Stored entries
========================
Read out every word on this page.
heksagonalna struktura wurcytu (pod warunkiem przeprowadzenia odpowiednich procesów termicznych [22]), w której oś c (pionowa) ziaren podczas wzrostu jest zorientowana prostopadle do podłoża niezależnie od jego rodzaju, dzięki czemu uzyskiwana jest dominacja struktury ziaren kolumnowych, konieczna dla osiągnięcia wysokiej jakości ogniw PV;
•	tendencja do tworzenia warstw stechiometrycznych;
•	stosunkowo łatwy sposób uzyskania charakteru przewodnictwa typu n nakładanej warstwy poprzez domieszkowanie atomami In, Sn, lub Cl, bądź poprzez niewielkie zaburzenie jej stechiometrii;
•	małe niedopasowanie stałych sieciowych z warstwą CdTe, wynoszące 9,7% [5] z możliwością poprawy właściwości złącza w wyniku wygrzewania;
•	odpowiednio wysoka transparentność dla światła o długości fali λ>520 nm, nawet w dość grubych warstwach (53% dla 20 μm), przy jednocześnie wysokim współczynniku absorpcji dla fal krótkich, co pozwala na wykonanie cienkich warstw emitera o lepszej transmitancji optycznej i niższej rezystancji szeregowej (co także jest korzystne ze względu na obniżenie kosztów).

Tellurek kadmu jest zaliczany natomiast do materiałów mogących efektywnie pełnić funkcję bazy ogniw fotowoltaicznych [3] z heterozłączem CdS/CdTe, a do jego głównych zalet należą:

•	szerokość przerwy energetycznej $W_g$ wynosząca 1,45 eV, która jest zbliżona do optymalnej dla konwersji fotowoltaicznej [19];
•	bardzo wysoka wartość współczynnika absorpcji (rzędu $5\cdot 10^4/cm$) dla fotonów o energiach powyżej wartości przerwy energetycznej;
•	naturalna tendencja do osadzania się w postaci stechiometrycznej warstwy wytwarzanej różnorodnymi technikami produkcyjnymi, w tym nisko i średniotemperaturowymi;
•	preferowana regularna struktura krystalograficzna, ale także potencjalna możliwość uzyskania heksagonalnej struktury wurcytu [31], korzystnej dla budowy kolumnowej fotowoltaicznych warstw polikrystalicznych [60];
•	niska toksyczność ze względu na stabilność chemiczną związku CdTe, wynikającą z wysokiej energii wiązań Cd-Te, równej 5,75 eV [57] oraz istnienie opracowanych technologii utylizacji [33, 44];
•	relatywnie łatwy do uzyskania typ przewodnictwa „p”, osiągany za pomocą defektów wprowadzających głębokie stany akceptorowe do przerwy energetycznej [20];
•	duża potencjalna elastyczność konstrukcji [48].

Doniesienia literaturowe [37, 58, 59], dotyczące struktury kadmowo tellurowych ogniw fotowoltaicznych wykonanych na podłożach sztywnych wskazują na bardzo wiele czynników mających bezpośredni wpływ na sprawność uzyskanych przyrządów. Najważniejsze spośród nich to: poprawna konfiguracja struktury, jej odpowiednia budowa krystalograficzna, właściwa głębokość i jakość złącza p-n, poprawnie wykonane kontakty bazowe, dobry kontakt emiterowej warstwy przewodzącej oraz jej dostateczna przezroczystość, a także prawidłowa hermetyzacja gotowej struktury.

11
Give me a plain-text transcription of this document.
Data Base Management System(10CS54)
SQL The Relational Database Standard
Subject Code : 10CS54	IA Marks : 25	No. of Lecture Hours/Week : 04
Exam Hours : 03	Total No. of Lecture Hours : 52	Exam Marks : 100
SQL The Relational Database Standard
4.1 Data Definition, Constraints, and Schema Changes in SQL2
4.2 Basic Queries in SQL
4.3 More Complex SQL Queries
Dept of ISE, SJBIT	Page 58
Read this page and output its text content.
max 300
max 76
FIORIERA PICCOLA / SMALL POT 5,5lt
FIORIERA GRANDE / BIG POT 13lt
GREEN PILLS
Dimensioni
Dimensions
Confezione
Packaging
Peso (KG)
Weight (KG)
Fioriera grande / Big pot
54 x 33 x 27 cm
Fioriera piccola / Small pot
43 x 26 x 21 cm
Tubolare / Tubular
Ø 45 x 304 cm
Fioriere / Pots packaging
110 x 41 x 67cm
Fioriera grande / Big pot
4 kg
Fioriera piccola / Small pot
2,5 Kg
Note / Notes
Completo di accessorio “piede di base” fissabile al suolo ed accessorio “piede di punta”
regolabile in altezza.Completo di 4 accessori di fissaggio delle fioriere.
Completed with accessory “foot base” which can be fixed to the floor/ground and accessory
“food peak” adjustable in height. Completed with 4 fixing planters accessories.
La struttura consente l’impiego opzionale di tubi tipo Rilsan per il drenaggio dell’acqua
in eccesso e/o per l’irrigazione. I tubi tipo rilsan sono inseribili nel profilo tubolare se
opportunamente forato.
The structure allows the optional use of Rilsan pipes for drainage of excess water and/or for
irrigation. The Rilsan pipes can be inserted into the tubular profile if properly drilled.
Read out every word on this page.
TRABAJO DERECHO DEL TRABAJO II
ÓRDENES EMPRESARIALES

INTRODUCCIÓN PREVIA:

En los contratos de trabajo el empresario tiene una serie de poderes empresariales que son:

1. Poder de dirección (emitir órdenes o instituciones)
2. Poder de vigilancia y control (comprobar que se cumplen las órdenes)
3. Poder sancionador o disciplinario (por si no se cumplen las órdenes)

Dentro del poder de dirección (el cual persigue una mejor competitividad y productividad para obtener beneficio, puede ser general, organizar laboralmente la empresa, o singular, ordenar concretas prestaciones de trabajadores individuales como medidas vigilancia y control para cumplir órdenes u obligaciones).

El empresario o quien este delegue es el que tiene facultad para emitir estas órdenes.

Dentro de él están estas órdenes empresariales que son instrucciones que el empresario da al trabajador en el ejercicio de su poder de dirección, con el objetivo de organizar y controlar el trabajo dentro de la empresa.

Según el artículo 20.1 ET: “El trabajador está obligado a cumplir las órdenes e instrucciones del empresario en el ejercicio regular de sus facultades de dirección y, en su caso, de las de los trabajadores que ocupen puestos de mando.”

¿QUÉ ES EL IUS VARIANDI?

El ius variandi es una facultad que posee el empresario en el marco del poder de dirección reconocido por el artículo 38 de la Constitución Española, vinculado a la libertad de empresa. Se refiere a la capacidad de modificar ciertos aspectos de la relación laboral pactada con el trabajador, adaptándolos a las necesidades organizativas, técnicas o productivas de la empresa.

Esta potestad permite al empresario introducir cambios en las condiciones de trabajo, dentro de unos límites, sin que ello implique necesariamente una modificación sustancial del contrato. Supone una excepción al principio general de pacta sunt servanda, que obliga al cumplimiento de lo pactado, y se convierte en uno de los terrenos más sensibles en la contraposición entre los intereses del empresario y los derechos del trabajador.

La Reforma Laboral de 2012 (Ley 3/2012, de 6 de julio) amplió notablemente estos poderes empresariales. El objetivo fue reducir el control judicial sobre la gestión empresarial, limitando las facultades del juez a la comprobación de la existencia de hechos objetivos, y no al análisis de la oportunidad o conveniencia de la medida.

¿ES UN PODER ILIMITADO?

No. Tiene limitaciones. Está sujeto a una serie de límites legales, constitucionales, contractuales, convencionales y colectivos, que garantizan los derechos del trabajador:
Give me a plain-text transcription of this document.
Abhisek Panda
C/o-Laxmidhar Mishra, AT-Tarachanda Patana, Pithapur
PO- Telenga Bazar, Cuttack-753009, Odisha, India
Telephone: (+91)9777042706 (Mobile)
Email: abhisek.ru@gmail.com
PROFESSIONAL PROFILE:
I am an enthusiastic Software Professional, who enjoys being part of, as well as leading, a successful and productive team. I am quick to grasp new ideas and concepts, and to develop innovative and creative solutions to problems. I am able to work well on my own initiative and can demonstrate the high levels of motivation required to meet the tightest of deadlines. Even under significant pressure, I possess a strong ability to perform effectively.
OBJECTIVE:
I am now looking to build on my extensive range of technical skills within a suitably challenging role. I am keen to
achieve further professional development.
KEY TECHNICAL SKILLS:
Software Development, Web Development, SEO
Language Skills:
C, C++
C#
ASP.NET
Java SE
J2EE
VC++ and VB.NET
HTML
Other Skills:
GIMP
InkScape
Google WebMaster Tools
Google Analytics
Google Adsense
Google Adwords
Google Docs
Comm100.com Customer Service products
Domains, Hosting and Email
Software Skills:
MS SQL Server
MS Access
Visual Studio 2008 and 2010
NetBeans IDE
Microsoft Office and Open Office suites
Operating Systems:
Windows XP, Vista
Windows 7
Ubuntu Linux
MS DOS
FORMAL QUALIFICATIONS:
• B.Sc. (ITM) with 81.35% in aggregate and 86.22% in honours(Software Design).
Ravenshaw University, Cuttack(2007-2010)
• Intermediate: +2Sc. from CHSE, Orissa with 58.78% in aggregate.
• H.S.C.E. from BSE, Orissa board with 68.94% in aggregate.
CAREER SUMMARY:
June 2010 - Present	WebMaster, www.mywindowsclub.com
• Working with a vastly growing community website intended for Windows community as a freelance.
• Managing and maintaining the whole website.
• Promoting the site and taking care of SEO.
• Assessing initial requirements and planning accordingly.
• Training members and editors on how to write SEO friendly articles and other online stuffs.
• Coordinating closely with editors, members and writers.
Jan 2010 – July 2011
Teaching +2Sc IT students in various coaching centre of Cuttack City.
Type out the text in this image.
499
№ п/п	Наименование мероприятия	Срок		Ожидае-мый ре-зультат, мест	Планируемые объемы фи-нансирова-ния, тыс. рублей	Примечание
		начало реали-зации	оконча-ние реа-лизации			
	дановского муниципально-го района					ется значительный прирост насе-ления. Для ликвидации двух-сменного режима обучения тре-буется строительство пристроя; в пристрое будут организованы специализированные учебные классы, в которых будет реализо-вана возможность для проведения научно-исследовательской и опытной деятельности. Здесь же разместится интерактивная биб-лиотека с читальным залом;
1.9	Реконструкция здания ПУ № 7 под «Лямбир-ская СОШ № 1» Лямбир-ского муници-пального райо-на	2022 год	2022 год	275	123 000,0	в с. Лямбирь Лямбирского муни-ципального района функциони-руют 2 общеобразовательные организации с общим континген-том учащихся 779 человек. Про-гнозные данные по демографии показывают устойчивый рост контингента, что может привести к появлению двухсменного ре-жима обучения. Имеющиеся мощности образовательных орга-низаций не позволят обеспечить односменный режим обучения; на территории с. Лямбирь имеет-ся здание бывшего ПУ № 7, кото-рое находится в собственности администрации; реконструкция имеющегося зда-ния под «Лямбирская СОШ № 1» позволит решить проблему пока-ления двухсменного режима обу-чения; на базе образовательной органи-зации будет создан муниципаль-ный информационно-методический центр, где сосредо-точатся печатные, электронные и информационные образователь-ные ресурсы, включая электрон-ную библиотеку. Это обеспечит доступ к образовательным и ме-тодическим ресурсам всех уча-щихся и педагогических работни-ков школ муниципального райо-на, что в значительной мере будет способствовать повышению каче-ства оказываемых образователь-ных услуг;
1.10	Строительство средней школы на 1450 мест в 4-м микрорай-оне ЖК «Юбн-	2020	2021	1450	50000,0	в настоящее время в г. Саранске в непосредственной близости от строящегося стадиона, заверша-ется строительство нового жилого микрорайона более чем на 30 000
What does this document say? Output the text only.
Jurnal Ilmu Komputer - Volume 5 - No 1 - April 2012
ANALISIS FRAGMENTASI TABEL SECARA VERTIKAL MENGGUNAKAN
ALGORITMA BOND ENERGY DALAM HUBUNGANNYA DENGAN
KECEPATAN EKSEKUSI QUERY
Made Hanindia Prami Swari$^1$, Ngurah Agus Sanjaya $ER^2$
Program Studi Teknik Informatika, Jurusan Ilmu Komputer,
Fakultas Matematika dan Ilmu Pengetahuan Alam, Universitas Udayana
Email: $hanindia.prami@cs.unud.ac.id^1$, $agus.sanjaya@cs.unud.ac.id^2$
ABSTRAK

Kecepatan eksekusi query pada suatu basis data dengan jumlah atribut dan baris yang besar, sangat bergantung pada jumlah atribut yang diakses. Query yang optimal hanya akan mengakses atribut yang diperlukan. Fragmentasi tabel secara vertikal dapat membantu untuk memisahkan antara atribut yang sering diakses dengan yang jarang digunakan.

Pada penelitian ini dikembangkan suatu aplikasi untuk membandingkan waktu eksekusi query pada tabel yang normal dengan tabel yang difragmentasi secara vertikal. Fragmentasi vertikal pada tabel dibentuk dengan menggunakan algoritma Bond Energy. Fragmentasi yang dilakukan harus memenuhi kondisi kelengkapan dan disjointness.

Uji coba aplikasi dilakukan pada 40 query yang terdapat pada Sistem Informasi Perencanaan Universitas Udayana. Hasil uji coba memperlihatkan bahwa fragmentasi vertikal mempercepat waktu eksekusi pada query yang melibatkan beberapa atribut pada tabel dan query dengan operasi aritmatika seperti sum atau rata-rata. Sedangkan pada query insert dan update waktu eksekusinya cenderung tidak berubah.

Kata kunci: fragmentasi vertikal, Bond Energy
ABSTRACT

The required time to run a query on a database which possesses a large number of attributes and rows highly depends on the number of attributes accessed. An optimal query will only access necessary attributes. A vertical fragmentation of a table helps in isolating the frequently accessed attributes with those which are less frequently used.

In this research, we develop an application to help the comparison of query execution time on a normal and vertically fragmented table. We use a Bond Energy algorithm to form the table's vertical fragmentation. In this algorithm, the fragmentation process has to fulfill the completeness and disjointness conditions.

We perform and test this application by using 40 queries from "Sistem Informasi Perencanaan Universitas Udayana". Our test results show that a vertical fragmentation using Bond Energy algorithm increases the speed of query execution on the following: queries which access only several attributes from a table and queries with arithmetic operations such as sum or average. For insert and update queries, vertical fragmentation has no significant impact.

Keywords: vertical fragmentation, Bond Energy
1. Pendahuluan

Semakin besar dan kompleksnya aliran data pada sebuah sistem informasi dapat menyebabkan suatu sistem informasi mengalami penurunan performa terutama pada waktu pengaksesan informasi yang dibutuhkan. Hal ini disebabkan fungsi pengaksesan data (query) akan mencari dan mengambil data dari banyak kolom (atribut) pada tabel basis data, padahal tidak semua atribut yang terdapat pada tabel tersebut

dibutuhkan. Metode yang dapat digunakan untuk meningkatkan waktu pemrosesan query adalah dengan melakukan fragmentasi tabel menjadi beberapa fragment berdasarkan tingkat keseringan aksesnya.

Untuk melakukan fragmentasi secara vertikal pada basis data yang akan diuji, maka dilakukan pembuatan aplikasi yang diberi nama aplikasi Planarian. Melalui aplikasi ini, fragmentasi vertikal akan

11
========================
What is required. Find how many lines hold the string "aggregate", and state that number alone.

Output for this task. 3